Could you repeat the records below exactly, leaving out any pictures?

Dataset entries on figures
:::::

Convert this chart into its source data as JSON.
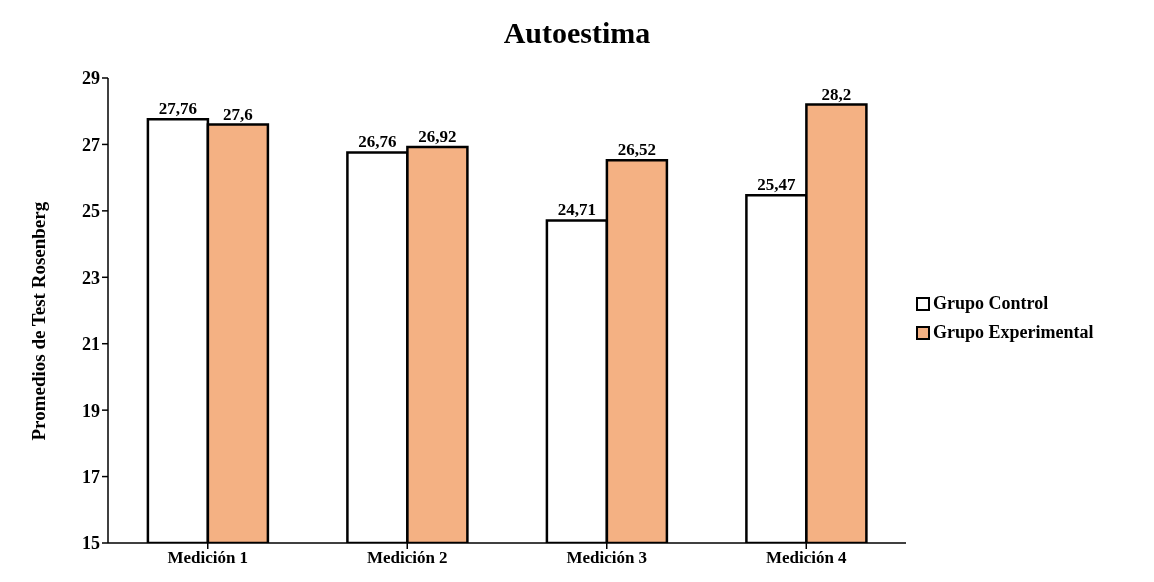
{
  "chart_data": {
    "type": "bar",
    "title": "Autoestima",
    "ylabel": "Promedios de Test Rosenberg",
    "categories": [
      "Medición 1",
      "Medición 2",
      "Medición 3",
      "Medición 4"
    ],
    "series": [
      {
        "name": "Grupo Control",
        "color": "#ffffff",
        "values": [
          27.76,
          26.76,
          24.71,
          25.47
        ],
        "value_labels": [
          "27,76",
          "26,76",
          "24,71",
          "25,47"
        ]
      },
      {
        "name": "Grupo Experimental",
        "color": "#f4b183",
        "values": [
          27.6,
          26.92,
          26.52,
          28.2
        ],
        "value_labels": [
          "27,6",
          "26,92",
          "26,52",
          "28,2"
        ]
      }
    ],
    "ylim": [
      15,
      29
    ],
    "yticks": [
      15,
      17,
      19,
      21,
      23,
      25,
      27,
      29
    ],
    "grid": false,
    "legend": "right"
  }
}
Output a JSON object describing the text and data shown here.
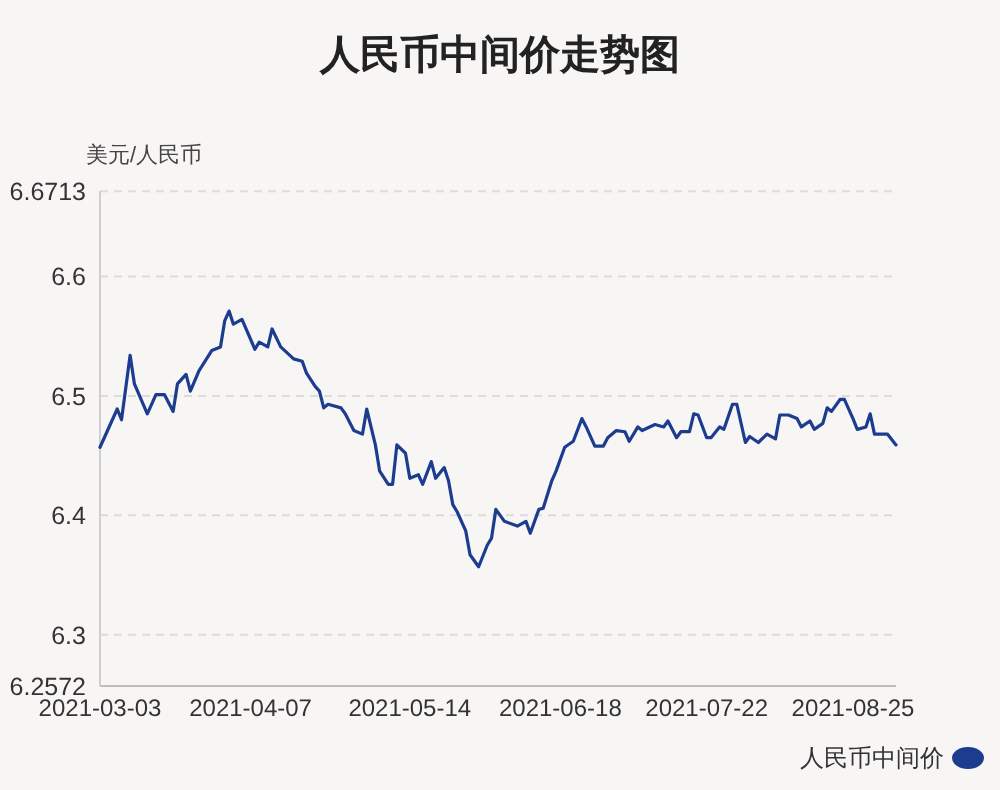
{
  "chart_data": {
    "type": "line",
    "title": "人民币中间价走势图",
    "ylabel": "美元/人民币",
    "xlim": [
      "2021-03-03",
      "2021-09-04"
    ],
    "xticks": [
      "2021-03-03",
      "2021-04-07",
      "2021-05-14",
      "2021-06-18",
      "2021-07-22",
      "2021-08-25"
    ],
    "ylim": [
      6.2572,
      6.6713
    ],
    "yticks": [
      6.2572,
      6.3,
      6.4,
      6.5,
      6.6,
      6.6713
    ],
    "grid": "y",
    "legend": "bottom right",
    "marker": "none",
    "line_style": "solid",
    "x": [
      "2021-03-03",
      "2021-03-07",
      "2021-03-08",
      "2021-03-10",
      "2021-03-11",
      "2021-03-14",
      "2021-03-16",
      "2021-03-18",
      "2021-03-20",
      "2021-03-21",
      "2021-03-23",
      "2021-03-24",
      "2021-03-26",
      "2021-03-29",
      "2021-03-31",
      "2021-04-01",
      "2021-04-02",
      "2021-04-03",
      "2021-04-05",
      "2021-04-08",
      "2021-04-09",
      "2021-04-11",
      "2021-04-12",
      "2021-04-14",
      "2021-04-17",
      "2021-04-19",
      "2021-04-20",
      "2021-04-22",
      "2021-04-23",
      "2021-04-24",
      "2021-04-25",
      "2021-04-28",
      "2021-04-29",
      "2021-05-01",
      "2021-05-03",
      "2021-05-04",
      "2021-05-06",
      "2021-05-07",
      "2021-05-09",
      "2021-05-10",
      "2021-05-11",
      "2021-05-13",
      "2021-05-14",
      "2021-05-16",
      "2021-05-17",
      "2021-05-19",
      "2021-05-20",
      "2021-05-22",
      "2021-05-23",
      "2021-05-24",
      "2021-05-25",
      "2021-05-27",
      "2021-05-28",
      "2021-05-30",
      "2021-06-01",
      "2021-06-02",
      "2021-06-03",
      "2021-06-05",
      "2021-06-08",
      "2021-06-10",
      "2021-06-11",
      "2021-06-13",
      "2021-06-14",
      "2021-06-16",
      "2021-06-17",
      "2021-06-19",
      "2021-06-21",
      "2021-06-23",
      "2021-06-24",
      "2021-06-26",
      "2021-06-28",
      "2021-06-29",
      "2021-07-01",
      "2021-07-03",
      "2021-07-04",
      "2021-07-06",
      "2021-07-07",
      "2021-07-10",
      "2021-07-12",
      "2021-07-13",
      "2021-07-15",
      "2021-07-16",
      "2021-07-18",
      "2021-07-19",
      "2021-07-20",
      "2021-07-22",
      "2021-07-23",
      "2021-07-25",
      "2021-07-26",
      "2021-07-28",
      "2021-07-29",
      "2021-07-31",
      "2021-08-01",
      "2021-08-03",
      "2021-08-05",
      "2021-08-07",
      "2021-08-08",
      "2021-08-10",
      "2021-08-12",
      "2021-08-13",
      "2021-08-15",
      "2021-08-16",
      "2021-08-18",
      "2021-08-19",
      "2021-08-20",
      "2021-08-22",
      "2021-08-23",
      "2021-08-25",
      "2021-08-26",
      "2021-08-28",
      "2021-08-29",
      "2021-08-30",
      "2021-09-02",
      "2021-09-04"
    ],
    "series": [
      {
        "name": "人民币中间价",
        "color": "#1c3d8f",
        "values": [
          6.457,
          6.489,
          6.48,
          6.534,
          6.51,
          6.485,
          6.501,
          6.501,
          6.487,
          6.51,
          6.518,
          6.504,
          6.521,
          6.538,
          6.541,
          6.563,
          6.571,
          6.56,
          6.564,
          6.539,
          6.545,
          6.541,
          6.556,
          6.541,
          6.531,
          6.529,
          6.519,
          6.508,
          6.504,
          6.49,
          6.493,
          6.49,
          6.485,
          6.471,
          6.468,
          6.489,
          6.459,
          6.437,
          6.426,
          6.426,
          6.459,
          6.452,
          6.431,
          6.434,
          6.426,
          6.445,
          6.431,
          6.44,
          6.429,
          6.409,
          6.403,
          6.387,
          6.367,
          6.357,
          6.375,
          6.381,
          6.405,
          6.395,
          6.391,
          6.395,
          6.385,
          6.405,
          6.406,
          6.429,
          6.437,
          6.457,
          6.462,
          6.481,
          6.474,
          6.458,
          6.458,
          6.465,
          6.471,
          6.47,
          6.462,
          6.474,
          6.471,
          6.476,
          6.474,
          6.479,
          6.465,
          6.47,
          6.47,
          6.485,
          6.484,
          6.465,
          6.465,
          6.474,
          6.472,
          6.493,
          6.493,
          6.461,
          6.466,
          6.461,
          6.468,
          6.464,
          6.484,
          6.484,
          6.481,
          6.474,
          6.479,
          6.472,
          6.477,
          6.49,
          6.487,
          6.497,
          6.497,
          6.481,
          6.472,
          6.474,
          6.485,
          6.468,
          6.468,
          6.459
        ]
      }
    ]
  }
}
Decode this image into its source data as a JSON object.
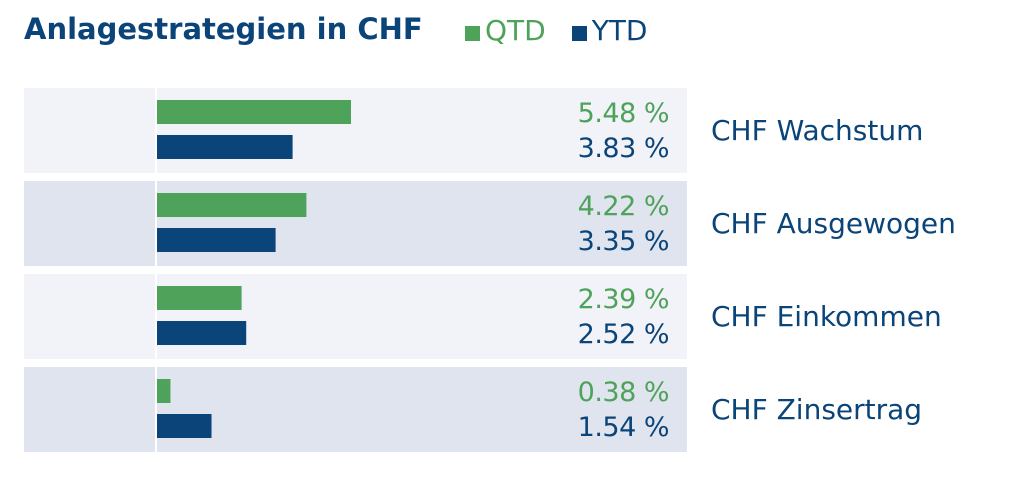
{
  "title": "Anlagestrategien in CHF",
  "colors": {
    "qtd": "#4ea25a",
    "ytd": "#0b4478",
    "band_light": "#f2f3f8",
    "band_dark": "#e0e4ef",
    "axis": "#ffffff"
  },
  "legend": [
    {
      "label": "QTD",
      "color": "#4ea25a"
    },
    {
      "label": "YTD",
      "color": "#0b4478"
    }
  ],
  "chart_data": {
    "type": "bar",
    "orientation": "horizontal",
    "categories": [
      "CHF Wachstum",
      "CHF Ausgewogen",
      "CHF Einkommen",
      "CHF Zinsertrag"
    ],
    "series": [
      {
        "name": "QTD",
        "values": [
          5.48,
          4.22,
          2.39,
          0.38
        ],
        "labels": [
          "5.48 %",
          "4.22 %",
          "2.39 %",
          "0.38 %"
        ]
      },
      {
        "name": "YTD",
        "values": [
          3.83,
          3.35,
          2.52,
          1.54
        ],
        "labels": [
          "3.83 %",
          "3.35 %",
          "2.52 %",
          "1.54 %"
        ]
      }
    ],
    "xlim": [
      0,
      5.48
    ],
    "legend_position": "top",
    "grid": false
  }
}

:::::

ANSWER TO THE TASK »
Convert this chart into its source data as JSON.
{
  "chart_data": {
    "type": "bar",
    "title": "Autoestima",
    "ylabel": "Promedios de Test Rosenberg",
    "categories": [
      "Medición 1",
      "Medición 2",
      "Medición 3",
      "Medición 4"
    ],
    "series": [
      {
        "name": "Grupo Control",
        "color": "#ffffff",
        "values": [
          27.76,
          26.76,
          24.71,
          25.47
        ],
        "value_labels": [
          "27,76",
          "26,76",
          "24,71",
          "25,47"
        ]
      },
      {
        "name": "Grupo Experimental",
        "color": "#f4b183",
        "values": [
          27.6,
          26.92,
          26.52,
          28.2
        ],
        "value_labels": [
          "27,6",
          "26,92",
          "26,52",
          "28,2"
        ]
      }
    ],
    "ylim": [
      15,
      29
    ],
    "yticks": [
      15,
      17,
      19,
      21,
      23,
      25,
      27,
      29
    ],
    "grid": false,
    "legend": "right"
  }
}
Output a JSON object describing the text and data shown here.
{
  "chart_data": {
    "type": "line",
    "title": "人民币中间价走势图",
    "ylabel": "美元/人民币",
    "xlim": [
      "2021-03-03",
      "2021-09-04"
    ],
    "xticks": [
      "2021-03-03",
      "2021-04-07",
      "2021-05-14",
      "2021-06-18",
      "2021-07-22",
      "2021-08-25"
    ],
    "ylim": [
      6.2572,
      6.6713
    ],
    "yticks": [
      6.2572,
      6.3,
      6.4,
      6.5,
      6.6,
      6.6713
    ],
    "grid": "y",
    "legend": "bottom right",
    "marker": "none",
    "line_style": "solid",
    "x": [
      "2021-03-03",
      "2021-03-07",
      "2021-03-08",
      "2021-03-10",
      "2021-03-11",
      "2021-03-14",
      "2021-03-16",
      "2021-03-18",
      "2021-03-20",
      "2021-03-21",
      "2021-03-23",
      "2021-03-24",
      "2021-03-26",
      "2021-03-29",
      "2021-03-31",
      "2021-04-01",
      "2021-04-02",
      "2021-04-03",
      "2021-04-05",
      "2021-04-08",
      "2021-04-09",
      "2021-04-11",
      "2021-04-12",
      "2021-04-14",
      "2021-04-17",
      "2021-04-19",
      "2021-04-20",
      "2021-04-22",
      "2021-04-23",
      "2021-04-24",
      "2021-04-25",
      "2021-04-28",
      "2021-04-29",
      "2021-05-01",
      "2021-05-03",
      "2021-05-04",
      "2021-05-06",
      "2021-05-07",
      "2021-05-09",
      "2021-05-10",
      "2021-05-11",
      "2021-05-13",
      "2021-05-14",
      "2021-05-16",
      "2021-05-17",
      "2021-05-19",
      "2021-05-20",
      "2021-05-22",
      "2021-05-23",
      "2021-05-24",
      "2021-05-25",
      "2021-05-27",
      "2021-05-28",
      "2021-05-30",
      "2021-06-01",
      "2021-06-02",
      "2021-06-03",
      "2021-06-05",
      "2021-06-08",
      "2021-06-10",
      "2021-06-11",
      "2021-06-13",
      "2021-06-14",
      "2021-06-16",
      "2021-06-17",
      "2021-06-19",
      "2021-06-21",
      "2021-06-23",
      "2021-06-24",
      "2021-06-26",
      "2021-06-28",
      "2021-06-29",
      "2021-07-01",
      "2021-07-03",
      "2021-07-04",
      "2021-07-06",
      "2021-07-07",
      "2021-07-10",
      "2021-07-12",
      "2021-07-13",
      "2021-07-15",
      "2021-07-16",
      "2021-07-18",
      "2021-07-19",
      "2021-07-20",
      "2021-07-22",
      "2021-07-23",
      "2021-07-25",
      "2021-07-26",
      "2021-07-28",
      "2021-07-29",
      "2021-07-31",
      "2021-08-01",
      "2021-08-03",
      "2021-08-05",
      "2021-08-07",
      "2021-08-08",
      "2021-08-10",
      "2021-08-12",
      "2021-08-13",
      "2021-08-15",
      "2021-08-16",
      "2021-08-18",
      "2021-08-19",
      "2021-08-20",
      "2021-08-22",
      "2021-08-23",
      "2021-08-25",
      "2021-08-26",
      "2021-08-28",
      "2021-08-29",
      "2021-08-30",
      "2021-09-02",
      "2021-09-04"
    ],
    "series": [
      {
        "name": "人民币中间价",
        "color": "#1c3d8f",
        "values": [
          6.457,
          6.489,
          6.48,
          6.534,
          6.51,
          6.485,
          6.501,
          6.501,
          6.487,
          6.51,
          6.518,
          6.504,
          6.521,
          6.538,
          6.541,
          6.563,
          6.571,
          6.56,
          6.564,
          6.539,
          6.545,
          6.541,
          6.556,
          6.541,
          6.531,
          6.529,
          6.519,
          6.508,
          6.504,
          6.49,
          6.493,
          6.49,
          6.485,
          6.471,
          6.468,
          6.489,
          6.459,
          6.437,
          6.426,
          6.426,
          6.459,
          6.452,
          6.431,
          6.434,
          6.426,
          6.445,
          6.431,
          6.44,
          6.429,
          6.409,
          6.403,
          6.387,
          6.367,
          6.357,
          6.375,
          6.381,
          6.405,
          6.395,
          6.391,
          6.395,
          6.385,
          6.405,
          6.406,
          6.429,
          6.437,
          6.457,
          6.462,
          6.481,
          6.474,
          6.458,
          6.458,
          6.465,
          6.471,
          6.47,
          6.462,
          6.474,
          6.471,
          6.476,
          6.474,
          6.479,
          6.465,
          6.47,
          6.47,
          6.485,
          6.484,
          6.465,
          6.465,
          6.474,
          6.472,
          6.493,
          6.493,
          6.461,
          6.466,
          6.461,
          6.468,
          6.464,
          6.484,
          6.484,
          6.481,
          6.474,
          6.479,
          6.472,
          6.477,
          6.49,
          6.487,
          6.497,
          6.497,
          6.481,
          6.472,
          6.474,
          6.485,
          6.468,
          6.468,
          6.459
        ]
      }
    ]
  }
}
Decode this image into its source data as a JSON object.
{
  "title": "Anlagestrategien in CHF",
  "colors": {
    "qtd": "#4ea25a",
    "ytd": "#0b4478",
    "band_light": "#f2f3f8",
    "band_dark": "#e0e4ef",
    "axis": "#ffffff"
  },
  "legend": [
    {
      "label": "QTD",
      "color": "#4ea25a"
    },
    {
      "label": "YTD",
      "color": "#0b4478"
    }
  ],
  "chart_data": {
    "type": "bar",
    "orientation": "horizontal",
    "categories": [
      "CHF Wachstum",
      "CHF Ausgewogen",
      "CHF Einkommen",
      "CHF Zinsertrag"
    ],
    "series": [
      {
        "name": "QTD",
        "values": [
          5.48,
          4.22,
          2.39,
          0.38
        ],
        "labels": [
          "5.48 %",
          "4.22 %",
          "2.39 %",
          "0.38 %"
        ]
      },
      {
        "name": "YTD",
        "values": [
          3.83,
          3.35,
          2.52,
          1.54
        ],
        "labels": [
          "3.83 %",
          "3.35 %",
          "2.52 %",
          "1.54 %"
        ]
      }
    ],
    "xlim": [
      0,
      5.48
    ],
    "legend_position": "top",
    "grid": false
  }
}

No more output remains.